> **Exercise task**
Take each line that has the word "color" and return it.
====== Task material
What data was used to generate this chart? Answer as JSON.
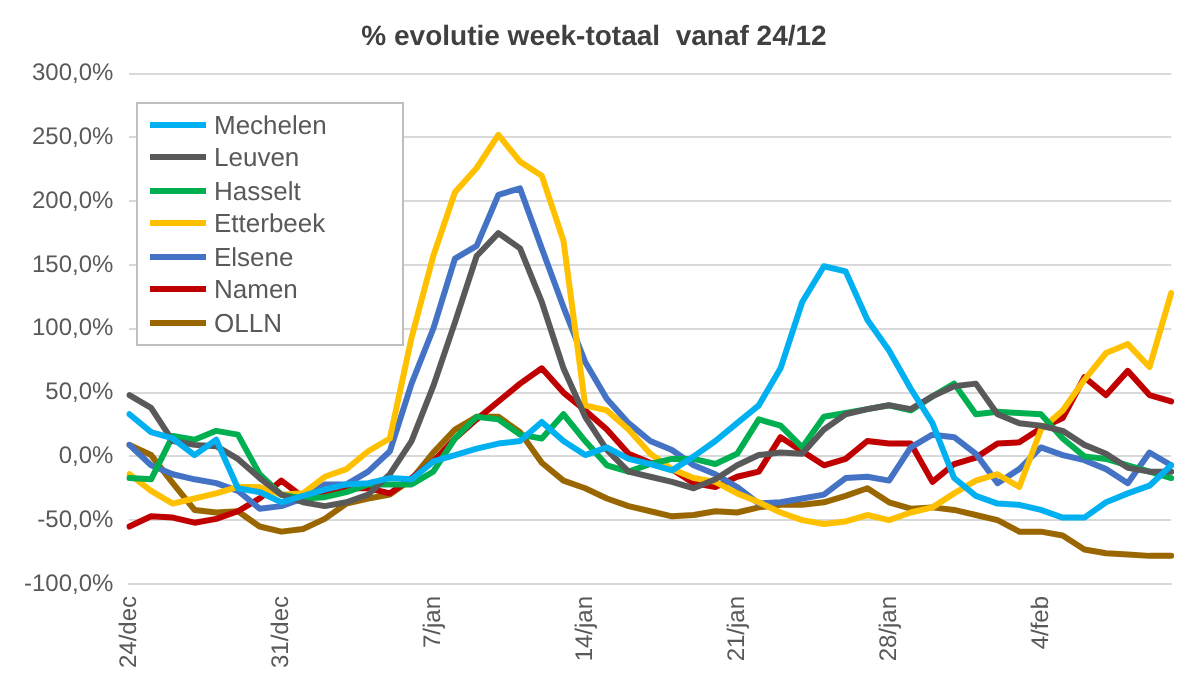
{
  "chart_data": {
    "type": "line",
    "title": "% evolutie week-totaal  vanaf 24/12",
    "categories": [
      "24/dec",
      null,
      null,
      null,
      null,
      null,
      null,
      "31/dec",
      null,
      null,
      null,
      null,
      null,
      null,
      "7/jan",
      null,
      null,
      null,
      null,
      null,
      null,
      "14/jan",
      null,
      null,
      null,
      null,
      null,
      null,
      "21/jan",
      null,
      null,
      null,
      null,
      null,
      null,
      "28/jan",
      null,
      null,
      null,
      null,
      null,
      null,
      "4/feb",
      null,
      null,
      null,
      null,
      null,
      null
    ],
    "series": [
      {
        "name": "Mechelen",
        "color": "#00b0f0",
        "values": [
          33,
          19,
          14,
          1,
          13,
          -25,
          -28,
          -36,
          -31,
          -26,
          -22,
          -21,
          -17,
          -18,
          -4,
          1,
          6,
          10,
          12,
          27,
          12,
          1,
          7,
          -2,
          -6,
          -11,
          0,
          12,
          26,
          40,
          69,
          121,
          149,
          145,
          107,
          83,
          53,
          26,
          -17,
          -31,
          -37,
          -38,
          -42,
          -48,
          -48,
          -36,
          -29,
          -23,
          -7
        ]
      },
      {
        "name": "Leuven",
        "color": "#595959",
        "values": [
          48,
          38,
          12,
          9,
          8,
          -2,
          -17,
          -30,
          -36,
          -39,
          -36,
          -30,
          -14,
          12,
          55,
          105,
          157,
          175,
          163,
          121,
          69,
          31,
          5,
          -12,
          -16,
          -20,
          -25,
          -18,
          -7,
          1,
          3,
          2,
          21,
          33,
          37,
          40,
          37,
          47,
          55,
          57,
          33,
          26,
          24,
          20,
          9,
          2,
          -9,
          -12,
          -12
        ]
      },
      {
        "name": "Hasselt",
        "color": "#00b050",
        "values": [
          -17,
          -18,
          16,
          13,
          20,
          17,
          -14,
          -30,
          -33,
          -32,
          -28,
          -22,
          -22,
          -22,
          -12,
          14,
          31,
          29,
          17,
          14,
          33,
          12,
          -7,
          -12,
          -6,
          -2,
          -2,
          -6,
          2,
          29,
          24,
          7,
          31,
          34,
          37,
          40,
          36,
          47,
          57,
          33,
          35,
          34,
          33,
          14,
          0,
          -2,
          -7,
          -12,
          -17
        ]
      },
      {
        "name": "Etterbeek",
        "color": "#ffc000",
        "values": [
          -14,
          -27,
          -37,
          -33,
          -29,
          -24,
          -24,
          -30,
          -29,
          -16,
          -10,
          4,
          14,
          93,
          157,
          207,
          226,
          252,
          231,
          220,
          169,
          40,
          36,
          21,
          2,
          -10,
          -17,
          -20,
          -29,
          -36,
          -44,
          -50,
          -53,
          -51,
          -46,
          -50,
          -44,
          -40,
          -29,
          -19,
          -14,
          -24,
          21,
          36,
          60,
          81,
          88,
          70,
          128
        ]
      },
      {
        "name": "Elsene",
        "color": "#4472c4",
        "values": [
          9,
          -7,
          -14,
          -18,
          -21,
          -27,
          -41,
          -39,
          -33,
          -22,
          -22,
          -12,
          4,
          57,
          100,
          155,
          165,
          205,
          210,
          163,
          117,
          74,
          45,
          26,
          12,
          5,
          -7,
          -14,
          -24,
          -37,
          -36,
          -33,
          -30,
          -17,
          -16,
          -19,
          7,
          17,
          15,
          2,
          -21,
          -10,
          7,
          1,
          -3,
          -10,
          -21,
          3,
          -7
        ]
      },
      {
        "name": "Namen",
        "color": "#c00000",
        "values": [
          -55,
          -47,
          -48,
          -52,
          -49,
          -43,
          -33,
          -19,
          -32,
          -30,
          -25,
          -25,
          -29,
          -17,
          -4,
          14,
          29,
          43,
          57,
          69,
          50,
          36,
          21,
          2,
          -5,
          -10,
          -21,
          -24,
          -16,
          -12,
          15,
          4,
          -7,
          -2,
          12,
          10,
          10,
          -20,
          -6,
          -1,
          10,
          11,
          22,
          30,
          62,
          48,
          67,
          48,
          43
        ]
      },
      {
        "name": "OLLN",
        "color": "#996600",
        "values": [
          9,
          1,
          -21,
          -42,
          -44,
          -43,
          -55,
          -59,
          -57,
          -49,
          -37,
          -33,
          -30,
          -18,
          3,
          21,
          31,
          31,
          19,
          -5,
          -19,
          -25,
          -33,
          -39,
          -43,
          -47,
          -46,
          -43,
          -44,
          -40,
          -38,
          -38,
          -36,
          -31,
          -25,
          -36,
          -41,
          -40,
          -42,
          -46,
          -50,
          -59,
          -59,
          -62,
          -73,
          -76,
          -77,
          -78,
          -78
        ]
      }
    ],
    "ylim": [
      -100,
      300
    ],
    "yticks": [
      {
        "value": -100,
        "label": "-100,0%"
      },
      {
        "value": -50,
        "label": "-50,0%"
      },
      {
        "value": 0,
        "label": "0,0%"
      },
      {
        "value": 50,
        "label": "50,0%"
      },
      {
        "value": 100,
        "label": "100,0%"
      },
      {
        "value": 150,
        "label": "150,0%"
      },
      {
        "value": 200,
        "label": "200,0%"
      },
      {
        "value": 250,
        "label": "250,0%"
      },
      {
        "value": 300,
        "label": "300,0%"
      }
    ],
    "grid": "y",
    "legend": "top left",
    "marker": "none",
    "line_style": "solid"
  }
}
============
> **Answer to this task**
        "color": "#00b0f0",
        "color": "#595959",
        "color": "#00b050",
        "color": "#ffc000",
        "color": "#4472c4",
        "color": "#c00000",
        "color": "#996600",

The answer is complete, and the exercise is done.